GIVEN TASK: Only a number is wanted here: the number of lines of the data that include "ยงใหม".

INPUT FOR THIS TASK:
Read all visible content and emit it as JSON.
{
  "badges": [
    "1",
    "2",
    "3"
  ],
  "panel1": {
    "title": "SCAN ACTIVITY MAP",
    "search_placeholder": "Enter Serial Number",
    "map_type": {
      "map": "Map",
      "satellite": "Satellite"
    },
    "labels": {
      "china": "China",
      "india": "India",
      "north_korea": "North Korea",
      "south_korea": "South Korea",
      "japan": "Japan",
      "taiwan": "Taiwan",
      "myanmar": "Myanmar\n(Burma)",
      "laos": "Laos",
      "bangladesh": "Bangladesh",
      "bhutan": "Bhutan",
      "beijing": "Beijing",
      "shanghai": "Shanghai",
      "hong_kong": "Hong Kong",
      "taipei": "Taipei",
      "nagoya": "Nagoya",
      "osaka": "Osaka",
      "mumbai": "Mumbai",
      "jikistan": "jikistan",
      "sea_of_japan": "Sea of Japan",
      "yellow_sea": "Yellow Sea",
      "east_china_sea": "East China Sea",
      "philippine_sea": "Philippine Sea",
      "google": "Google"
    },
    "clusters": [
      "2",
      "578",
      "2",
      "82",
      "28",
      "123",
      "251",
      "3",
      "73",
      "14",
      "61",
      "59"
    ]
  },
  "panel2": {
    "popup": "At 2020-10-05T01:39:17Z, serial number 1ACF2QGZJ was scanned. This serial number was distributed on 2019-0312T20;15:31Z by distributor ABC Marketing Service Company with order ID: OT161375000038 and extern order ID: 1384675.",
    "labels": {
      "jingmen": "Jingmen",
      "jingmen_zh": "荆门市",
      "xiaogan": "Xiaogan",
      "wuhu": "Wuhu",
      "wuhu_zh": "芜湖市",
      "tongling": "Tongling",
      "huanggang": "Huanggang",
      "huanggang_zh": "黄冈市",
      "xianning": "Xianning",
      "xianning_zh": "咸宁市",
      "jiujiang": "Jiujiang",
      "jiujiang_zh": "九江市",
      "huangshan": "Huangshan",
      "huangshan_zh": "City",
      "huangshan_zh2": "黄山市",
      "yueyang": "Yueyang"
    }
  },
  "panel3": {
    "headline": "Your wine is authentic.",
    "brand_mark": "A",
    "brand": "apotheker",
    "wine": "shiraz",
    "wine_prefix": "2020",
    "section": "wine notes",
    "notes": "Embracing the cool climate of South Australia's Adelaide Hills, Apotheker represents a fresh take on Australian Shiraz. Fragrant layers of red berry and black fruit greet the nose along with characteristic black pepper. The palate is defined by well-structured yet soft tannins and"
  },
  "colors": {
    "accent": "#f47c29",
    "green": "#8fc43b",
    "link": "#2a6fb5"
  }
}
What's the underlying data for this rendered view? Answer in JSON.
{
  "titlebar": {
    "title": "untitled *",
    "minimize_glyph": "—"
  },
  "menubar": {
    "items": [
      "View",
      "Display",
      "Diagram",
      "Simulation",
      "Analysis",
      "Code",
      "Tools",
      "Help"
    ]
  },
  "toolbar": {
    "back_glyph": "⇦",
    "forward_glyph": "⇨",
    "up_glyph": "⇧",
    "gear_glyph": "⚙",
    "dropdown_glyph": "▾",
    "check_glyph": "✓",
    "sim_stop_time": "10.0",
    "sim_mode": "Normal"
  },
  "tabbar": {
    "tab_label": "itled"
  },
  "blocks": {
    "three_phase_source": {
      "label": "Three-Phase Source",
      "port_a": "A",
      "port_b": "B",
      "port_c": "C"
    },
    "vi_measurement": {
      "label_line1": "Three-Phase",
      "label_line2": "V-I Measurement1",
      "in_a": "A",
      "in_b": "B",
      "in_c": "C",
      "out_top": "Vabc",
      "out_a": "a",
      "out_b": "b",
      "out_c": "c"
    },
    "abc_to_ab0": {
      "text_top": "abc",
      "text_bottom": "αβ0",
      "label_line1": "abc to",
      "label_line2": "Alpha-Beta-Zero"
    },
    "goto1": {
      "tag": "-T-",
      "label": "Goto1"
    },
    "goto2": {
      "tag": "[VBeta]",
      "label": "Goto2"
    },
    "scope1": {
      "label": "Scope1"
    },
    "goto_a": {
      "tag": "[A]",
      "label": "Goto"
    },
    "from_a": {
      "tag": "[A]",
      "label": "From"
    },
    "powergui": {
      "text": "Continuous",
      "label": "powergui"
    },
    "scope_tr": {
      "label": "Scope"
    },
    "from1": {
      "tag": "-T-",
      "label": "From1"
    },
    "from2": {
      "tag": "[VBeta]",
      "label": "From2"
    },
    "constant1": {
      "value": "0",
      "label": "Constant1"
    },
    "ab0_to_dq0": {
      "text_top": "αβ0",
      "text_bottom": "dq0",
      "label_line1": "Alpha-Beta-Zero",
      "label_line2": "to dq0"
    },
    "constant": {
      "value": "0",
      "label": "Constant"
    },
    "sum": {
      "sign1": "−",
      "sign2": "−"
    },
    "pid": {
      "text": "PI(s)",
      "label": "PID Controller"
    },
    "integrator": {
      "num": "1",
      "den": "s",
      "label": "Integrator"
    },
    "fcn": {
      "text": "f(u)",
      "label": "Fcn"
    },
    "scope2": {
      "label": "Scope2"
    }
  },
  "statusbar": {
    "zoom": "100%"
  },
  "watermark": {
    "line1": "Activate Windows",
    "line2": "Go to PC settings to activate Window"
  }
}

...

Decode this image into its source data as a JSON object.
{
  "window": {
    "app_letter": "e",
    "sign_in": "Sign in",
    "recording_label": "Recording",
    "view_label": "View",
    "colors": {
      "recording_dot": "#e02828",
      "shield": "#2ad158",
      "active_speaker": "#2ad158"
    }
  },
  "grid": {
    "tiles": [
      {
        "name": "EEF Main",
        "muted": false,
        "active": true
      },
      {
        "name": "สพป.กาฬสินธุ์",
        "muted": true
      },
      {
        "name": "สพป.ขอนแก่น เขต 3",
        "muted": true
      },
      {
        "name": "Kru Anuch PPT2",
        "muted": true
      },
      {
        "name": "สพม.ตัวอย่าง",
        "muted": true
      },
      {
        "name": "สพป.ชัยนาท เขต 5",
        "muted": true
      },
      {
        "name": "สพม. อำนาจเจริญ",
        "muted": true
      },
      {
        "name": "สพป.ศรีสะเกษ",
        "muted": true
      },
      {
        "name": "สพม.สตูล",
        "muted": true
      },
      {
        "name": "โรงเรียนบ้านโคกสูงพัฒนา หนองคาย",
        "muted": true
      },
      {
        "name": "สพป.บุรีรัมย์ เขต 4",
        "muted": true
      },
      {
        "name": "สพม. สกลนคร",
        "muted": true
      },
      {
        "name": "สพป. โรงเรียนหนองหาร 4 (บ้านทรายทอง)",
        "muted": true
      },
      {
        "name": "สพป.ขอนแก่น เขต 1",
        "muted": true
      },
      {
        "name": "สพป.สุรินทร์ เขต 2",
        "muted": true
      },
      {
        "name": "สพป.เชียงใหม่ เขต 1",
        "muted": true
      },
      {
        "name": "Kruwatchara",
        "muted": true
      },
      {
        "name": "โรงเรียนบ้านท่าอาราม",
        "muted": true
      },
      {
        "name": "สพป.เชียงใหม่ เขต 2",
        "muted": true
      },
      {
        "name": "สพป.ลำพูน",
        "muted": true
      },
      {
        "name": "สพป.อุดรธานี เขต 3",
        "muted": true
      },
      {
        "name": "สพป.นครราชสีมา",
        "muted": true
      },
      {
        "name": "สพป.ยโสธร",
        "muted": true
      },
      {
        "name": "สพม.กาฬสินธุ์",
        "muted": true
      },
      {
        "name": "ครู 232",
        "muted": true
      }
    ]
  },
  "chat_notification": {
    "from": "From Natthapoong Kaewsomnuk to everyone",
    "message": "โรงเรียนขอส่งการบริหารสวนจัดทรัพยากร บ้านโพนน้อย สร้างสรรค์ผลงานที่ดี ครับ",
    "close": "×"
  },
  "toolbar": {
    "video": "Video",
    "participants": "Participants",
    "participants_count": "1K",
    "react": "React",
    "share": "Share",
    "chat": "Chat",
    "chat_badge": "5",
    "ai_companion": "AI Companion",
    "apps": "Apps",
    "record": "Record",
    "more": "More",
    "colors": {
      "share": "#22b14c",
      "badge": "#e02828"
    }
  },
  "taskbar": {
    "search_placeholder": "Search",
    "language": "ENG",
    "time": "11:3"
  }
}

ANSWER TO THIS EXERCISE: 2